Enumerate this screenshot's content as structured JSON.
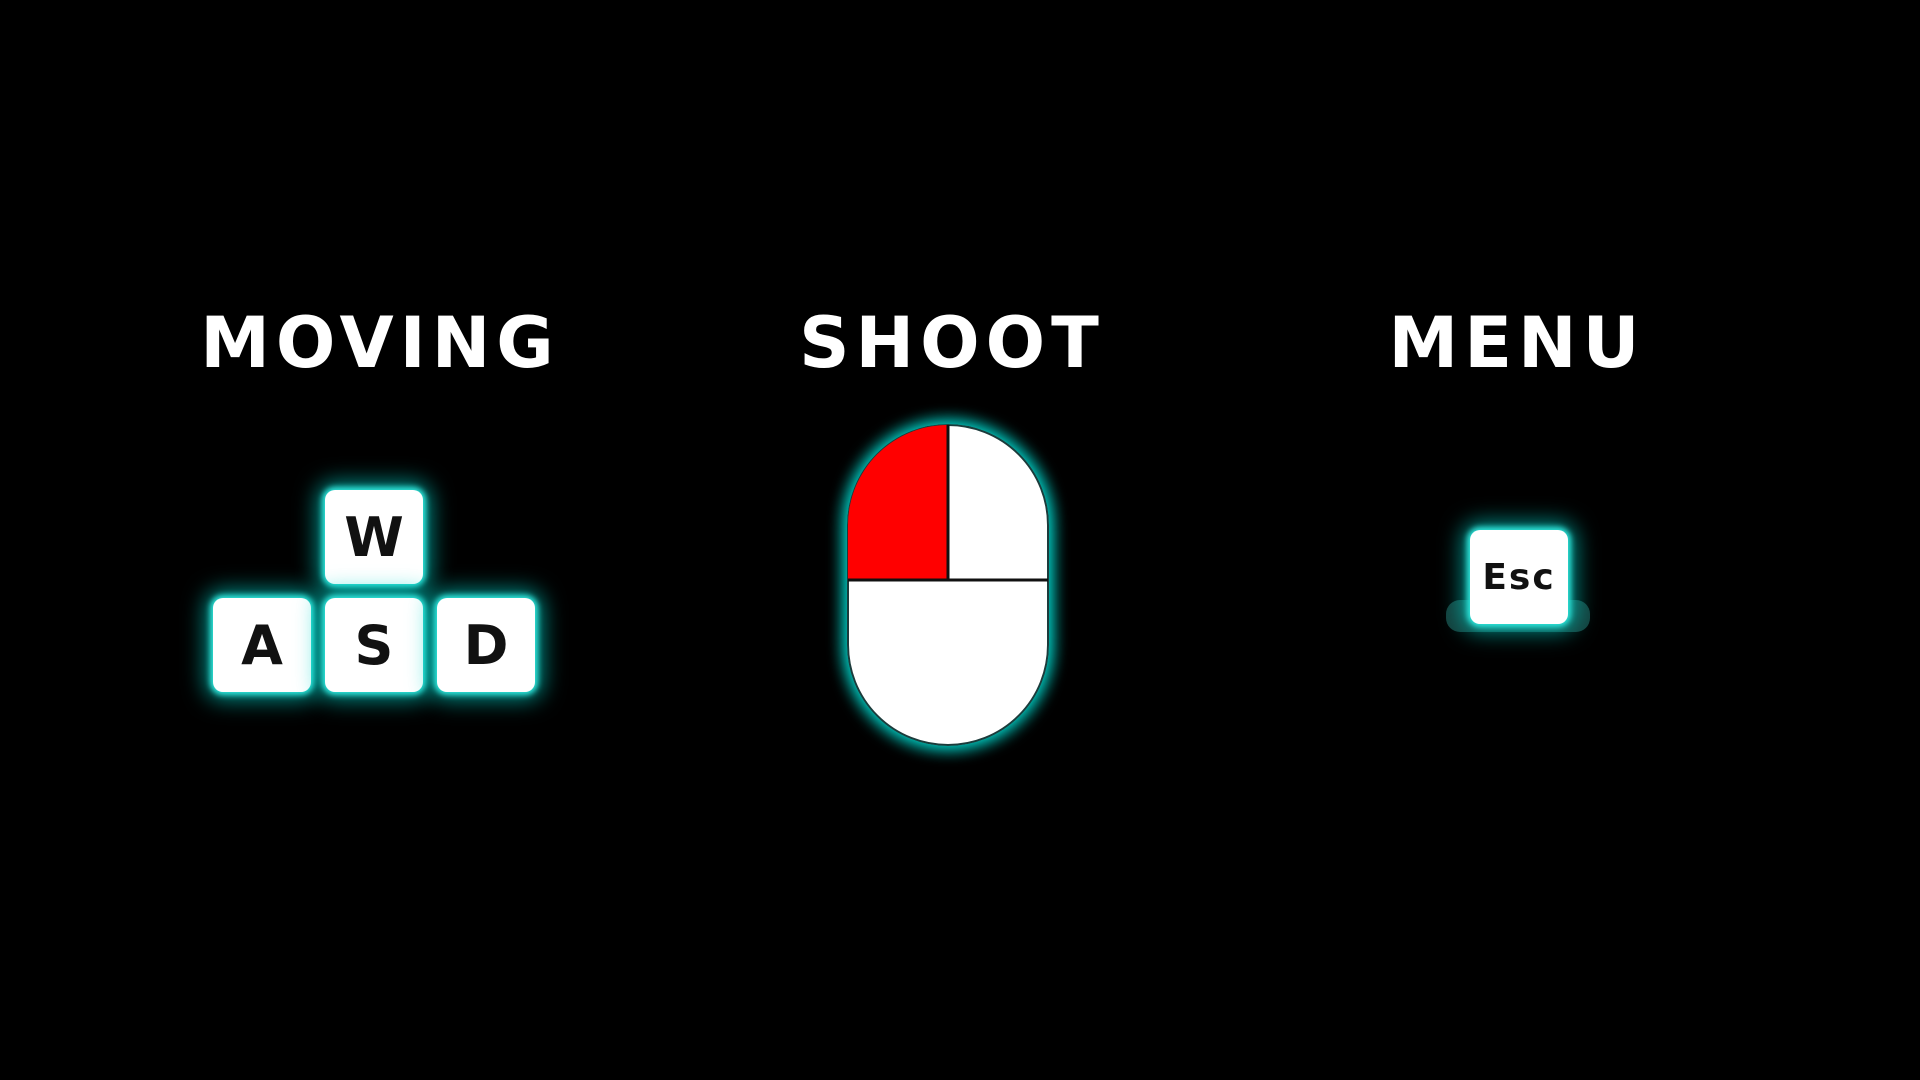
{
  "sections": {
    "moving": {
      "title": "MOVING",
      "keys": [
        "W",
        "A",
        "S",
        "D"
      ]
    },
    "shoot": {
      "title": "SHOOT",
      "device": "mouse-icon",
      "highlighted_button": "left"
    },
    "menu": {
      "title": "MENU",
      "key": "Esc"
    }
  },
  "colors": {
    "background": "#000000",
    "text": "#ffffff",
    "key_face": "#ffffff",
    "key_text": "#111111",
    "glow": "#00d7cd",
    "mouse_highlight": "#ff0000"
  }
}
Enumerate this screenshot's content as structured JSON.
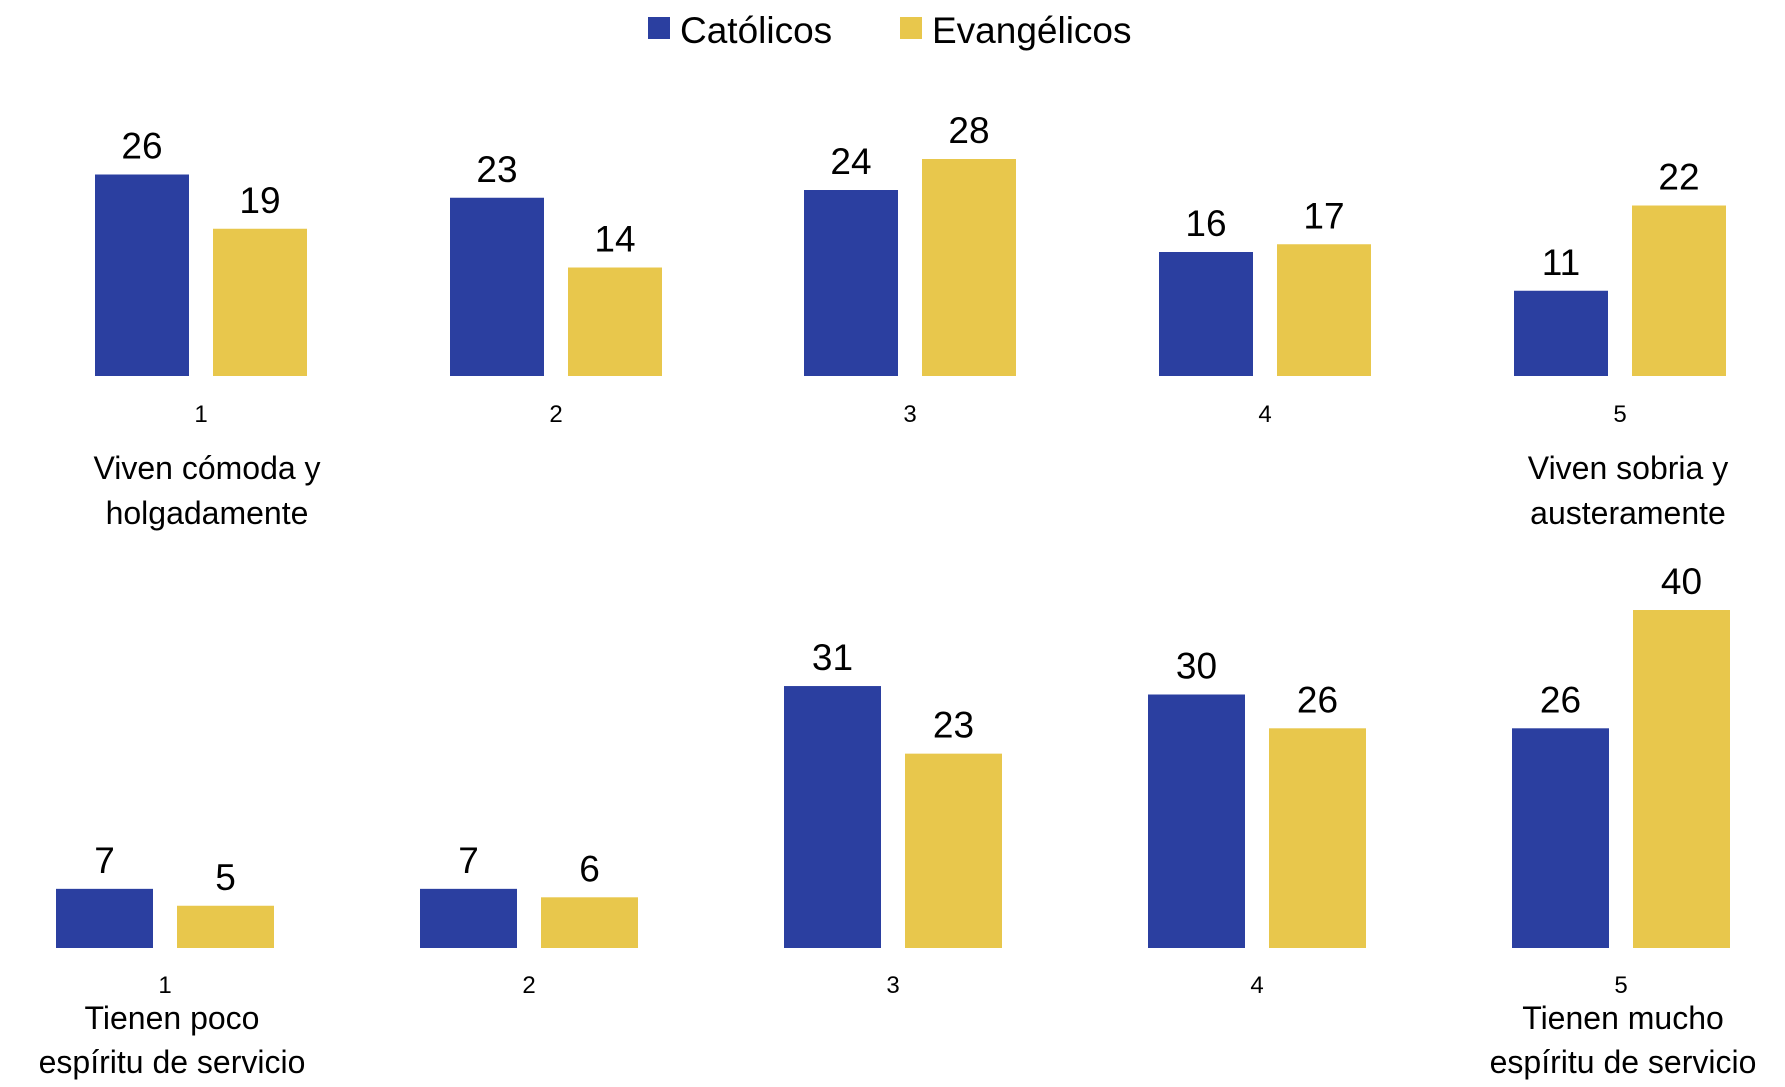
{
  "legend": [
    {
      "label": "Católicos",
      "color": "#2b3fa0"
    },
    {
      "label": "Evangélicos",
      "color": "#e8c74c"
    }
  ],
  "chart_data": [
    {
      "type": "bar",
      "categories": [
        "1",
        "2",
        "3",
        "4",
        "5"
      ],
      "series": [
        {
          "name": "Católicos",
          "values": [
            26,
            23,
            24,
            16,
            11
          ]
        },
        {
          "name": "Evangélicos",
          "values": [
            19,
            14,
            28,
            17,
            22
          ]
        }
      ],
      "anchor_low": [
        "Viven cómoda y",
        "holgadamente"
      ],
      "anchor_high": [
        "Viven sobria y",
        "austeramente"
      ],
      "legend_position": "top-center"
    },
    {
      "type": "bar",
      "categories": [
        "1",
        "2",
        "3",
        "4",
        "5"
      ],
      "series": [
        {
          "name": "Católicos",
          "values": [
            7,
            7,
            31,
            30,
            26
          ]
        },
        {
          "name": "Evangélicos",
          "values": [
            5,
            6,
            23,
            26,
            40
          ]
        }
      ],
      "anchor_low": [
        "Tienen poco",
        "espíritu de servicio"
      ],
      "anchor_high": [
        "Tienen mucho",
        "espíritu de servicio"
      ],
      "legend_position": "top-center"
    }
  ]
}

◆ **Challenge**: Reproduce the listing exactly. Leave its pictures out.

◆ **Exercise result**:
Enumerate this screenshot's content as structured JSON.
{
  "sections": {
    "moving": {
      "title": "MOVING",
      "keys": [
        "W",
        "A",
        "S",
        "D"
      ]
    },
    "shoot": {
      "title": "SHOOT",
      "device": "mouse-icon",
      "highlighted_button": "left"
    },
    "menu": {
      "title": "MENU",
      "key": "Esc"
    }
  },
  "colors": {
    "background": "#000000",
    "text": "#ffffff",
    "key_face": "#ffffff",
    "key_text": "#111111",
    "glow": "#00d7cd",
    "mouse_highlight": "#ff0000"
  }
}
Enumerate this screenshot's content as structured JSON.
{
  "legend": [
    {
      "label": "Católicos",
      "color": "#2b3fa0"
    },
    {
      "label": "Evangélicos",
      "color": "#e8c74c"
    }
  ],
  "chart_data": [
    {
      "type": "bar",
      "categories": [
        "1",
        "2",
        "3",
        "4",
        "5"
      ],
      "series": [
        {
          "name": "Católicos",
          "values": [
            26,
            23,
            24,
            16,
            11
          ]
        },
        {
          "name": "Evangélicos",
          "values": [
            19,
            14,
            28,
            17,
            22
          ]
        }
      ],
      "anchor_low": [
        "Viven cómoda y",
        "holgadamente"
      ],
      "anchor_high": [
        "Viven sobria y",
        "austeramente"
      ],
      "legend_position": "top-center"
    },
    {
      "type": "bar",
      "categories": [
        "1",
        "2",
        "3",
        "4",
        "5"
      ],
      "series": [
        {
          "name": "Católicos",
          "values": [
            7,
            7,
            31,
            30,
            26
          ]
        },
        {
          "name": "Evangélicos",
          "values": [
            5,
            6,
            23,
            26,
            40
          ]
        }
      ],
      "anchor_low": [
        "Tienen poco",
        "espíritu de servicio"
      ],
      "anchor_high": [
        "Tienen mucho",
        "espíritu de servicio"
      ],
      "legend_position": "top-center"
    }
  ]
}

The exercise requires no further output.